=== LISTING ===
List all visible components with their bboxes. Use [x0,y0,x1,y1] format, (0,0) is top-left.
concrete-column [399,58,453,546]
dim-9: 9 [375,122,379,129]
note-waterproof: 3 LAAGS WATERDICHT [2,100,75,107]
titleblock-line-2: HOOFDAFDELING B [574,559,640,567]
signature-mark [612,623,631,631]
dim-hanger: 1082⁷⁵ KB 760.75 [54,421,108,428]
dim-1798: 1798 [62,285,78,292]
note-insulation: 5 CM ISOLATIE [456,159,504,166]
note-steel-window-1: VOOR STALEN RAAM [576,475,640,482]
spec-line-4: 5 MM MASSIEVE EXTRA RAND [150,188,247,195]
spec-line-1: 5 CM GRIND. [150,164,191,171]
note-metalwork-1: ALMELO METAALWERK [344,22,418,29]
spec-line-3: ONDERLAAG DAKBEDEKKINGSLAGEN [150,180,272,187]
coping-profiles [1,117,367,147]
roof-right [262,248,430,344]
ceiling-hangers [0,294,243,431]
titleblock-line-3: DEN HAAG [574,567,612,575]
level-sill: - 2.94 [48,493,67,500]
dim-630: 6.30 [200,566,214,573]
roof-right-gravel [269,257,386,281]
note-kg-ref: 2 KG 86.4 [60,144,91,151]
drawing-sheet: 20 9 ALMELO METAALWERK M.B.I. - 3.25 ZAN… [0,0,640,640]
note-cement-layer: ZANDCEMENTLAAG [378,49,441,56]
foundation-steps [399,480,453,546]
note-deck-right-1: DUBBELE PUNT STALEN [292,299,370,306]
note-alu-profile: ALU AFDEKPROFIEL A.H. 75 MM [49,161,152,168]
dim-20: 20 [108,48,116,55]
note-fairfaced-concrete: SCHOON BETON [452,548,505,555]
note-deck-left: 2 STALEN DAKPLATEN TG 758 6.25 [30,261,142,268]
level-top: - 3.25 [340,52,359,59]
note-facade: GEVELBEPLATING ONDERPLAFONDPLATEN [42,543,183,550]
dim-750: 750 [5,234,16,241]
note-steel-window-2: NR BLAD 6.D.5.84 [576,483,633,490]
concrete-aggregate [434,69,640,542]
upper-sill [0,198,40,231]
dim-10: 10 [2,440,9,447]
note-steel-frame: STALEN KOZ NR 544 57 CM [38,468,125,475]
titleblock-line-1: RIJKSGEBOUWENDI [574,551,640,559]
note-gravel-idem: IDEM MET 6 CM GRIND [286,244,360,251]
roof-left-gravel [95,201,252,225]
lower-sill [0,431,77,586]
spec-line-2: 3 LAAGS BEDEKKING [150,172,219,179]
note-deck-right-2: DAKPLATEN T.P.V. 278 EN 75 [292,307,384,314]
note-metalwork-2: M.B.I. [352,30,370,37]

=== INSTRUCTIONS FOR THE TASK ===
Edit the listing above by changing each "GRIND" to "GRAVEL", and write out every line again with nothing else altered.

=== THE ANSWER ===
List all visible components with their bboxes. Use [x0,y0,x1,y1] format, (0,0) is top-left.
concrete-column [399,58,453,546]
dim-9: 9 [375,122,379,129]
note-waterproof: 3 LAAGS WATERDICHT [2,100,75,107]
titleblock-line-2: HOOFDAFDELING B [574,559,640,567]
signature-mark [612,623,631,631]
dim-hanger: 1082⁷⁵ KB 760.75 [54,421,108,428]
dim-1798: 1798 [62,285,78,292]
note-insulation: 5 CM ISOLATIE [456,159,504,166]
note-steel-window-1: VOOR STALEN RAAM [576,475,640,482]
spec-line-4: 5 MM MASSIEVE EXTRA RAND [150,188,247,195]
spec-line-1: 5 CM GRAVEL. [150,164,191,171]
note-metalwork-1: ALMELO METAALWERK [344,22,418,29]
spec-line-3: ONDERLAAG DAKBEDEKKINGSLAGEN [150,180,272,187]
coping-profiles [1,117,367,147]
roof-right [262,248,430,344]
ceiling-hangers [0,294,243,431]
titleblock-line-3: DEN HAAG [574,567,612,575]
level-sill: - 2.94 [48,493,67,500]
dim-630: 6.30 [200,566,214,573]
roof-right-gravel [269,257,386,281]
note-kg-ref: 2 KG 86.4 [60,144,91,151]
drawing-sheet: 20 9 ALMELO METAALWERK M.B.I. - 3.25 ZAN… [0,0,640,640]
note-cement-layer: ZANDCEMENTLAAG [378,49,441,56]
foundation-steps [399,480,453,546]
note-deck-right-1: DUBBELE PUNT STALEN [292,299,370,306]
note-alu-profile: ALU AFDEKPROFIEL A.H. 75 MM [49,161,152,168]
dim-20: 20 [108,48,116,55]
note-fairfaced-concrete: SCHOON BETON [452,548,505,555]
note-deck-left: 2 STALEN DAKPLATEN TG 758 6.25 [30,261,142,268]
level-top: - 3.25 [340,52,359,59]
note-facade: GEVELBEPLATING ONDERPLAFONDPLATEN [42,543,183,550]
dim-750: 750 [5,234,16,241]
note-steel-window-2: NR BLAD 6.D.5.84 [576,483,633,490]
concrete-aggregate [434,69,640,542]
upper-sill [0,198,40,231]
dim-10: 10 [2,440,9,447]
note-steel-frame: STALEN KOZ NR 544 57 CM [38,468,125,475]
titleblock-line-1: RIJKSGEBOUWENDI [574,551,640,559]
note-gravel-idem: IDEM MET 6 CM GRAVEL [286,244,360,251]
roof-left-gravel [95,201,252,225]
lower-sill [0,431,77,586]
spec-line-2: 3 LAAGS BEDEKKING [150,172,219,179]
note-deck-right-2: DAKPLATEN T.P.V. 278 EN 75 [292,307,384,314]
note-metalwork-2: M.B.I. [352,30,370,37]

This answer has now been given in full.